WHAT THE TASK ASKS: List each line in which the string "Company" appears.

--- START PROVIDED RECORDS ---

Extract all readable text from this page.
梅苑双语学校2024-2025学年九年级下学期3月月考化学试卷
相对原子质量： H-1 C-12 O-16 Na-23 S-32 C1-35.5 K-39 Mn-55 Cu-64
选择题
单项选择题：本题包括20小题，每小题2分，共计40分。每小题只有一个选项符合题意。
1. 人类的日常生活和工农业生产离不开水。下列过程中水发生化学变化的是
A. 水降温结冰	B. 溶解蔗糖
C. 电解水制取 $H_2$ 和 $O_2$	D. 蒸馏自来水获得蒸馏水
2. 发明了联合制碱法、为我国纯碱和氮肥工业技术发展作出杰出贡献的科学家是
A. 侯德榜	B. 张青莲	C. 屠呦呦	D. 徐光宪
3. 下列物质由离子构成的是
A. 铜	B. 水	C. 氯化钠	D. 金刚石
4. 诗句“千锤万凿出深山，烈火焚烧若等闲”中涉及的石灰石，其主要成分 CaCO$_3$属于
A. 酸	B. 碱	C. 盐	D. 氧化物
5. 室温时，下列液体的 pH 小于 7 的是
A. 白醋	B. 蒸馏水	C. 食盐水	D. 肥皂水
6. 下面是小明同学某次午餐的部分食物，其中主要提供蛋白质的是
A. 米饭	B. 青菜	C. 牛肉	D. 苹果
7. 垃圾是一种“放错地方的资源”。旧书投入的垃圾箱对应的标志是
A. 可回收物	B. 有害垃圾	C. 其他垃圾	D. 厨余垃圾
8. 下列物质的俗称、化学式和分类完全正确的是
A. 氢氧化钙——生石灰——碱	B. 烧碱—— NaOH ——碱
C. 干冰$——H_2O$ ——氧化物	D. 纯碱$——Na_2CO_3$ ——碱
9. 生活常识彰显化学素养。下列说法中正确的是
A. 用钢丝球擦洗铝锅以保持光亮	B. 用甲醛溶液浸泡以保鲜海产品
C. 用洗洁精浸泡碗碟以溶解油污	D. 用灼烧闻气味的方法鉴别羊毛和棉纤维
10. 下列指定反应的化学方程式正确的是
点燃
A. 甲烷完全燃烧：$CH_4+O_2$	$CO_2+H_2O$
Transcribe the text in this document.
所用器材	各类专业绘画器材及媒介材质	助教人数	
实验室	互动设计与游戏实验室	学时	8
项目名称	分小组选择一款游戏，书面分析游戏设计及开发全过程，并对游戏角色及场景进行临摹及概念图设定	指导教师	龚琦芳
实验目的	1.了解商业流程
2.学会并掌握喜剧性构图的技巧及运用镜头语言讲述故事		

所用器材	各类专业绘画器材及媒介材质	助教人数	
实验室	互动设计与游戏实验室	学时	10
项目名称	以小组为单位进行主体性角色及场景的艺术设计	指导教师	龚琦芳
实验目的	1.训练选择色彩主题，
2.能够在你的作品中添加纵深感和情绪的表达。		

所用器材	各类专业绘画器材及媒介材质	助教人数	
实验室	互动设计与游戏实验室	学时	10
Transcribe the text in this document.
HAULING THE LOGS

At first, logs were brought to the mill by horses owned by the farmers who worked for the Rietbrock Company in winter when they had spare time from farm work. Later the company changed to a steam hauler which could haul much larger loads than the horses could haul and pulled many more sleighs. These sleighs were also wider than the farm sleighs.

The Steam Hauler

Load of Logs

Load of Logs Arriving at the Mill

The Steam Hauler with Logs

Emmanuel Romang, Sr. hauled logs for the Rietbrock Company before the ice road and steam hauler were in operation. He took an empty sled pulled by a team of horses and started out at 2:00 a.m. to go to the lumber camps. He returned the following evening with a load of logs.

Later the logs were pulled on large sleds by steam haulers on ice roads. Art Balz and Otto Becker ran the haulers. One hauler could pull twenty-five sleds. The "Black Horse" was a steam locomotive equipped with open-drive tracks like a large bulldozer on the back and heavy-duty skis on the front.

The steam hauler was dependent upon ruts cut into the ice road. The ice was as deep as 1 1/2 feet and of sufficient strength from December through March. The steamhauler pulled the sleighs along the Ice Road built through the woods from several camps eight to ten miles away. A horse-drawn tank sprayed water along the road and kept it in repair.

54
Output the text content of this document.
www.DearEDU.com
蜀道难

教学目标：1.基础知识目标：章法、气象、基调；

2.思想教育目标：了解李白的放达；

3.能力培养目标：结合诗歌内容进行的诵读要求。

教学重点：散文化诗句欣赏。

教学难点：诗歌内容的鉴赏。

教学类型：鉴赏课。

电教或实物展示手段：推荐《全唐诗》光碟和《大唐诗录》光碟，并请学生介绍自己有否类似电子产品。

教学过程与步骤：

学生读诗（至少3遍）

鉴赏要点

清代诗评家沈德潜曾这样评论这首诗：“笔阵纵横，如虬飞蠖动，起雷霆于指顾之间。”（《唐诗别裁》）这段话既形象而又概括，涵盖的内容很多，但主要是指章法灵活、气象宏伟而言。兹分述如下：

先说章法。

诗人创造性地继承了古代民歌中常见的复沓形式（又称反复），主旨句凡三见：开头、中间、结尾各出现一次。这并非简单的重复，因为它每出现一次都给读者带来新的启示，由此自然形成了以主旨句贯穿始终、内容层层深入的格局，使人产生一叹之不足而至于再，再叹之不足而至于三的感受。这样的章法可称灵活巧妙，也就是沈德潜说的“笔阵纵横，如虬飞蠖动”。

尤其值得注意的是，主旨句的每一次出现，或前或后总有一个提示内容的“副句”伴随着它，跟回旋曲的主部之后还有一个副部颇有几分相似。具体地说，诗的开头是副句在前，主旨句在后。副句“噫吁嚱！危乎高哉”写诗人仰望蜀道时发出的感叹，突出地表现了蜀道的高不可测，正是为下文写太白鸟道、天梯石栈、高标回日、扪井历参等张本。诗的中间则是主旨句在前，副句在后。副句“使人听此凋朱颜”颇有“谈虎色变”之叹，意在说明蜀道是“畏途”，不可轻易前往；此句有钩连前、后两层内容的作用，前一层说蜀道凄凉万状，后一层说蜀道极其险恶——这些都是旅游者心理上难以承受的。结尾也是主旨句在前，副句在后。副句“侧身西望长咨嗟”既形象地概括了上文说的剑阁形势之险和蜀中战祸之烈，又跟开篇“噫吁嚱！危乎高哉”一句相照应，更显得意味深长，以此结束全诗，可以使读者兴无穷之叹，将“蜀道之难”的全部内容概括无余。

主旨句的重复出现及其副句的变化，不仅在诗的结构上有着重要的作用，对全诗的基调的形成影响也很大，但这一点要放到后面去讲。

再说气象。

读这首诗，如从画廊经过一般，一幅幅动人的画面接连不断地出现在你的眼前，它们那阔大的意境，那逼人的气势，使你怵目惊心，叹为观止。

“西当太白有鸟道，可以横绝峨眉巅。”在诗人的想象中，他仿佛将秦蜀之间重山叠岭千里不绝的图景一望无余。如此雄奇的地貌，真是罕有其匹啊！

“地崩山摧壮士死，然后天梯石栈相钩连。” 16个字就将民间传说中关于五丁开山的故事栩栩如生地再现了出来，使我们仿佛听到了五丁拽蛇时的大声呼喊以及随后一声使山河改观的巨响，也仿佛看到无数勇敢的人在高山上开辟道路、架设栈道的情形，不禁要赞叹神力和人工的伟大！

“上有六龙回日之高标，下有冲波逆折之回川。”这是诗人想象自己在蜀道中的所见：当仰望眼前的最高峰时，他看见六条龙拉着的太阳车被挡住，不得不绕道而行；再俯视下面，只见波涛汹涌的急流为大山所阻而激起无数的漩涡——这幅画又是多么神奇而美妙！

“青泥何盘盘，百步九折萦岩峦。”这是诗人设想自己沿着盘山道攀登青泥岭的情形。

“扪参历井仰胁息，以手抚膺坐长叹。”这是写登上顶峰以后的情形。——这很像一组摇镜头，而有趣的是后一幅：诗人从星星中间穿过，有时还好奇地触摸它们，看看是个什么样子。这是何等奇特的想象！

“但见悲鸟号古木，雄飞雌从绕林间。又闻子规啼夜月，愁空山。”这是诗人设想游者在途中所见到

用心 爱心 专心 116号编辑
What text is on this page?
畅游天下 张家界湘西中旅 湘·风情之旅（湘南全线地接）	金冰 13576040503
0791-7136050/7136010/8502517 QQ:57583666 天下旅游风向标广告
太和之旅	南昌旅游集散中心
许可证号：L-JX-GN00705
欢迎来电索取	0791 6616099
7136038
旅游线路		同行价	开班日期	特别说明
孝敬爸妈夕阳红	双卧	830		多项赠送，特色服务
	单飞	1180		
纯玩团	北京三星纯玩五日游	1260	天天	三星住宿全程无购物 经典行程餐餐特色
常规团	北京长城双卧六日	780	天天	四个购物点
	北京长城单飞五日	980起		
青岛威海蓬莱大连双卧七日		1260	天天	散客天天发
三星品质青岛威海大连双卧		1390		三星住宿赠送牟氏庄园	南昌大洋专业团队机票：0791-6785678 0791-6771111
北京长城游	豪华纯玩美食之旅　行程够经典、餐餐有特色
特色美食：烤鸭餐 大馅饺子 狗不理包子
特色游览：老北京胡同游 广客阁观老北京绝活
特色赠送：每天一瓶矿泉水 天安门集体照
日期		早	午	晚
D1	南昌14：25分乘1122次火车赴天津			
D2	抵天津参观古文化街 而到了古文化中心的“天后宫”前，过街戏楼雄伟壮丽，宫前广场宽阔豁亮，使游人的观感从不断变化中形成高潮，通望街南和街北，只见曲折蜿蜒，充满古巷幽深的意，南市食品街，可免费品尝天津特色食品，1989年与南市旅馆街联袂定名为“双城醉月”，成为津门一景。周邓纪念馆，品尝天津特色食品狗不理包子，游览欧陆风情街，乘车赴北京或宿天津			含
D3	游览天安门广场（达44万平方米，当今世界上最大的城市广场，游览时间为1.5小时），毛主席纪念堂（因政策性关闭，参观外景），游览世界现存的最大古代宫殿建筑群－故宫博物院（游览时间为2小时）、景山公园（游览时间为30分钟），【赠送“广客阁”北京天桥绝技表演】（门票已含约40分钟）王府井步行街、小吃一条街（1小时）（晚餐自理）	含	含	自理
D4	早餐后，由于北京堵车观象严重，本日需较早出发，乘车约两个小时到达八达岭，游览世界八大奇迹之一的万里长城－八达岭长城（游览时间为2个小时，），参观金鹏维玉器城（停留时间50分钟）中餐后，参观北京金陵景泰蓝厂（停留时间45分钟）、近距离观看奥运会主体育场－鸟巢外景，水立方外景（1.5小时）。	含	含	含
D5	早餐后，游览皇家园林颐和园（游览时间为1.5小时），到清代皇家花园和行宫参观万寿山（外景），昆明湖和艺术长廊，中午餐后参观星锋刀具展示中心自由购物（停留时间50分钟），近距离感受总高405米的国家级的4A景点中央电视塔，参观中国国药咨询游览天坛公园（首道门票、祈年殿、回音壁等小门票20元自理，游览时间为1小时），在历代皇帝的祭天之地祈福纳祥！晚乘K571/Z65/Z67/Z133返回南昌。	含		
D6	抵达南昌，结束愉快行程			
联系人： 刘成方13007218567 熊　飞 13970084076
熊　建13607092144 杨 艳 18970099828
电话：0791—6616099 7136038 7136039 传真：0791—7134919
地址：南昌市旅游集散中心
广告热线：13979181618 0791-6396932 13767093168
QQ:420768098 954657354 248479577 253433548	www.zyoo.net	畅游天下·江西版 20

--- END PROVIDED RECORDS ---

RESULT OF THE TASK:
At first, logs were brought to the mill by horses owned by the farmers who worked for the Rietbrock Company in winter when they had spare time from farm work. Later the company changed to a steam hauler which could haul much larger loads than the horses could haul and pulled many more sleighs. These sleighs were also wider than the farm sleighs.
Emmanuel Romang, Sr. hauled logs for the Rietbrock Company before the ice road and steam hauler were in operation. He took an empty sled pulled by a team of horses and started out at 2:00 a.m. to go to the lumber camps. He returned the following evening with a load of logs.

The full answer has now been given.